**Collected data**
--- START ---
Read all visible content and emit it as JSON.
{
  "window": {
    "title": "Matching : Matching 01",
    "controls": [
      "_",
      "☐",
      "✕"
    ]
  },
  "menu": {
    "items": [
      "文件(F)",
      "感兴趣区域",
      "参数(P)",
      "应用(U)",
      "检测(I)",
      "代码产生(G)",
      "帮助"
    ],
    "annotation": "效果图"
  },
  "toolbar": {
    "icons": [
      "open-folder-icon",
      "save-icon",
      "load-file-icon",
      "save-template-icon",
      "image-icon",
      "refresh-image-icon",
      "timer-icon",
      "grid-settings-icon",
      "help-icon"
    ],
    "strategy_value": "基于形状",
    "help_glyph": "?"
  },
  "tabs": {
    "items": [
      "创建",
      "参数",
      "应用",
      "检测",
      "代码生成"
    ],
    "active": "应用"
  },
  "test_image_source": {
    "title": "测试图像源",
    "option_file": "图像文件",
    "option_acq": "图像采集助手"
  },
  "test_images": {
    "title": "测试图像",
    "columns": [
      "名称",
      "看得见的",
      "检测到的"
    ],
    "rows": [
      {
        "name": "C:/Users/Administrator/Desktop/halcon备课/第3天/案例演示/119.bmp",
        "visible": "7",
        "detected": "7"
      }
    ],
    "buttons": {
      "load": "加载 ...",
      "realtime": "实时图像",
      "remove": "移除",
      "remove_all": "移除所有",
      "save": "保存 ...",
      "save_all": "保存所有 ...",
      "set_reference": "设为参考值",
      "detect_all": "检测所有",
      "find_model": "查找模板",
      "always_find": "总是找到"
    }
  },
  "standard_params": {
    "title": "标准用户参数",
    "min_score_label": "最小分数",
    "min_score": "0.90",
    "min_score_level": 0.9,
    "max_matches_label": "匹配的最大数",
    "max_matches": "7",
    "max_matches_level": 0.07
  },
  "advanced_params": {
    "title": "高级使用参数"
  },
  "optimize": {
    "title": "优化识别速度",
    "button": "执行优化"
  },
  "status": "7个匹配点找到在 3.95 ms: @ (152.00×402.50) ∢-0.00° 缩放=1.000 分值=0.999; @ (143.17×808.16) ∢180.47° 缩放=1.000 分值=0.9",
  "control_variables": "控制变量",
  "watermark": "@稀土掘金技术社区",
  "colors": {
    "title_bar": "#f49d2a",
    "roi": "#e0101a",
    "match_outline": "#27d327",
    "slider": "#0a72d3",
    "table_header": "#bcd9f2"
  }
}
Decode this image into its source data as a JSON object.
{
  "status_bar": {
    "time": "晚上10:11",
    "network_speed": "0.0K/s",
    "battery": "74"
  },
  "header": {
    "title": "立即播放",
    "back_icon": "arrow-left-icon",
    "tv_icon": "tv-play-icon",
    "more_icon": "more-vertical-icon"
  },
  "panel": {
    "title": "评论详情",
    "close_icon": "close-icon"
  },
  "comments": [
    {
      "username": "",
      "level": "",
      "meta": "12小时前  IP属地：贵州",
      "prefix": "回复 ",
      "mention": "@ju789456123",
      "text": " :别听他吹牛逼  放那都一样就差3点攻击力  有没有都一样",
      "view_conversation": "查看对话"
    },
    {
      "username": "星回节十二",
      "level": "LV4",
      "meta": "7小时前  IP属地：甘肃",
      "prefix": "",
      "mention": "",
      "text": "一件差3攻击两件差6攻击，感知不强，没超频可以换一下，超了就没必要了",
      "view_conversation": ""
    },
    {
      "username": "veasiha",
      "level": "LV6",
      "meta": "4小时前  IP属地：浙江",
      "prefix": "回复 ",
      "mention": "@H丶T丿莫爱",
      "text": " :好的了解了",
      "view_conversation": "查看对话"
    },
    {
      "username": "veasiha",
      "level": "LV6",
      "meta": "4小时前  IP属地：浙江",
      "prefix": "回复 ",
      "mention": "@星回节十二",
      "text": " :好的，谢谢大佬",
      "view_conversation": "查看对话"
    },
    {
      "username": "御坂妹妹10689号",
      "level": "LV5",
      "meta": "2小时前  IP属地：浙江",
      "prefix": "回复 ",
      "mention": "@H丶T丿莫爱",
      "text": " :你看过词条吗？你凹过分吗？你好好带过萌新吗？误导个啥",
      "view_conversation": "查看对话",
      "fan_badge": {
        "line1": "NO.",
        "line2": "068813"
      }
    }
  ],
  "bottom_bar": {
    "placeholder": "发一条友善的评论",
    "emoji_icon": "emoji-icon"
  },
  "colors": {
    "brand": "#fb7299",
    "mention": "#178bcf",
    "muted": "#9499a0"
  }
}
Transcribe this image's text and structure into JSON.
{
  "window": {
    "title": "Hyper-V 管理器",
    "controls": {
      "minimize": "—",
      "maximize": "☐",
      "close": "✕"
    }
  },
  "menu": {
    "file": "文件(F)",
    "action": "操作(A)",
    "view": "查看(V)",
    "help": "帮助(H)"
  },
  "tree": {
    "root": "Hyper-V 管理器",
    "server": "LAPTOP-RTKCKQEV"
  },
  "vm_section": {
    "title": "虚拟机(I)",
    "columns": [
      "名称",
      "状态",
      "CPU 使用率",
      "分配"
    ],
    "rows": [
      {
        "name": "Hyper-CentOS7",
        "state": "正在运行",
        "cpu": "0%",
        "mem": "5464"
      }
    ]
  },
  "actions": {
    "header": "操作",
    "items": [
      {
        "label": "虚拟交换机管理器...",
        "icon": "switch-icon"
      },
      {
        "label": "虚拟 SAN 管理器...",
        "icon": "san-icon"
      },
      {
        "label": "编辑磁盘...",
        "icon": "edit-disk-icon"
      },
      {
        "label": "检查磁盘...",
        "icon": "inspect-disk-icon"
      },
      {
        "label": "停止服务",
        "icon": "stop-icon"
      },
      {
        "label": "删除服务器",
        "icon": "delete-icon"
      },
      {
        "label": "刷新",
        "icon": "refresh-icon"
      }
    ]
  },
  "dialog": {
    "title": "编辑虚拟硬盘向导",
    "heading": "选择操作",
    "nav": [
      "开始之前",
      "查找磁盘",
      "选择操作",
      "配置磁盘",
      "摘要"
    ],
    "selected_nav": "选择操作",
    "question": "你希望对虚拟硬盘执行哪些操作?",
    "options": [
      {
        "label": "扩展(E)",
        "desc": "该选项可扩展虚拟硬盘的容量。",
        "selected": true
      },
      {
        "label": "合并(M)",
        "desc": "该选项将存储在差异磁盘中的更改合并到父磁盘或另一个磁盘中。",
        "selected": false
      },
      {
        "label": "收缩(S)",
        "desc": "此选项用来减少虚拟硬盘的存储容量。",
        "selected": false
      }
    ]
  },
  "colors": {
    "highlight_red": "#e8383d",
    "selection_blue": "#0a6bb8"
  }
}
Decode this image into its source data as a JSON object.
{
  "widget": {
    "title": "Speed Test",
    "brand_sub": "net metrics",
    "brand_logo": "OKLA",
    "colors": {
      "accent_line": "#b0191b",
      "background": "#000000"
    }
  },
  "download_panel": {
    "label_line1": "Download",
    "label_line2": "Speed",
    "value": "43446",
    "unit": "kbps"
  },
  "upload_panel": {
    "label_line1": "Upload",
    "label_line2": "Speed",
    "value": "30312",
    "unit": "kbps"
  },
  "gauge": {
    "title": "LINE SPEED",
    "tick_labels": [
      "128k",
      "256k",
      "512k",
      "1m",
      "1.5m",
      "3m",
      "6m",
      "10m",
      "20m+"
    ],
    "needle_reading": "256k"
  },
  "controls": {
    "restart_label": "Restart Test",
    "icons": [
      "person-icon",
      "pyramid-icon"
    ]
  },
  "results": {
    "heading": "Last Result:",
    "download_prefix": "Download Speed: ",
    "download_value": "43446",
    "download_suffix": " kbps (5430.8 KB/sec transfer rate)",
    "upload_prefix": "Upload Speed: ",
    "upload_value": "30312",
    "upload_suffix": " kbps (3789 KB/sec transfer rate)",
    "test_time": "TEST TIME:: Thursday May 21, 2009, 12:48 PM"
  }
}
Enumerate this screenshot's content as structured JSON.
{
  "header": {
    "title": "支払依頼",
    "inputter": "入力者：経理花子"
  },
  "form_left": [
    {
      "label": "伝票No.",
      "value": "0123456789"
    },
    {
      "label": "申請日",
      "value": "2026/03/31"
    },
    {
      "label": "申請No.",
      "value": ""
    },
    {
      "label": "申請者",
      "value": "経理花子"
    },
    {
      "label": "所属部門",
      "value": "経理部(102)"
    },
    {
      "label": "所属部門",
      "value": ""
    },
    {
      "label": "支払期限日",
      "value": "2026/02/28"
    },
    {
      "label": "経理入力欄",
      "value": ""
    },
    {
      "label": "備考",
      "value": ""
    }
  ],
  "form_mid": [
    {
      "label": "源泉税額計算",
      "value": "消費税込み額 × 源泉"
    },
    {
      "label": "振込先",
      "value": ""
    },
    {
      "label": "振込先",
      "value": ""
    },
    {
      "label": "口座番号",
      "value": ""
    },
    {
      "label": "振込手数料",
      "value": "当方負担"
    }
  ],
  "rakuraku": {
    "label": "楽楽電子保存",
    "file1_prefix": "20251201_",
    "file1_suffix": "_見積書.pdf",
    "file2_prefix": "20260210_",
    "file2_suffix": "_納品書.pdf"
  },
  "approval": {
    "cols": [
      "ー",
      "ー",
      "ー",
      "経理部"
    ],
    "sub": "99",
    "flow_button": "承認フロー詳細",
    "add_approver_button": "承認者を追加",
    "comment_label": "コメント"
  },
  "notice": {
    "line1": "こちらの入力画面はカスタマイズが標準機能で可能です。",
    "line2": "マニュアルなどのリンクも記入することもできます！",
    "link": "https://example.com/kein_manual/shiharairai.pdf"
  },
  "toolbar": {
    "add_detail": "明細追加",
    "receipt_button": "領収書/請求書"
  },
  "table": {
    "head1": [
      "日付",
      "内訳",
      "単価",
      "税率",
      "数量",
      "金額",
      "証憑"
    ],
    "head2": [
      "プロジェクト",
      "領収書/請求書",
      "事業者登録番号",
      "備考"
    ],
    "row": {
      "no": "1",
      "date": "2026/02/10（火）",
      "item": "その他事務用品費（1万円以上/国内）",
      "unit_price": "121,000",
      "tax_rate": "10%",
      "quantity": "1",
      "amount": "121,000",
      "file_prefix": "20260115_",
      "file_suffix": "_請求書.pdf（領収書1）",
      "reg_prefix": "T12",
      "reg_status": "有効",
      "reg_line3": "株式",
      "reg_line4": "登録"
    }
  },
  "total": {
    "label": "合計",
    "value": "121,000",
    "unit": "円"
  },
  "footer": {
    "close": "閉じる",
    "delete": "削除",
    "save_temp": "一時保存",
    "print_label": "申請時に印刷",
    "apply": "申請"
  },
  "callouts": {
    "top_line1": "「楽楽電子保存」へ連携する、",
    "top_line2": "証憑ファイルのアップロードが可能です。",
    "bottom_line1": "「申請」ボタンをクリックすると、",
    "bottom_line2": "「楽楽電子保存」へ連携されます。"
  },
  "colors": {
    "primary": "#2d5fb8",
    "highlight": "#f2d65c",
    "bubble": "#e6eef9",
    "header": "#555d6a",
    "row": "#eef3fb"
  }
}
--- END ---
**What the exercise asks**
Identify the lines that hold the word "desc". Copy every one of them.

**Answer below**
        "desc": "该选项可扩展虚拟硬盘的容量。",
        "desc": "该选项将存储在差异磁盘中的更改合并到父磁盘或另一个磁盘中。",
        "desc": "此选项用来减少虚拟硬盘的存储容量。",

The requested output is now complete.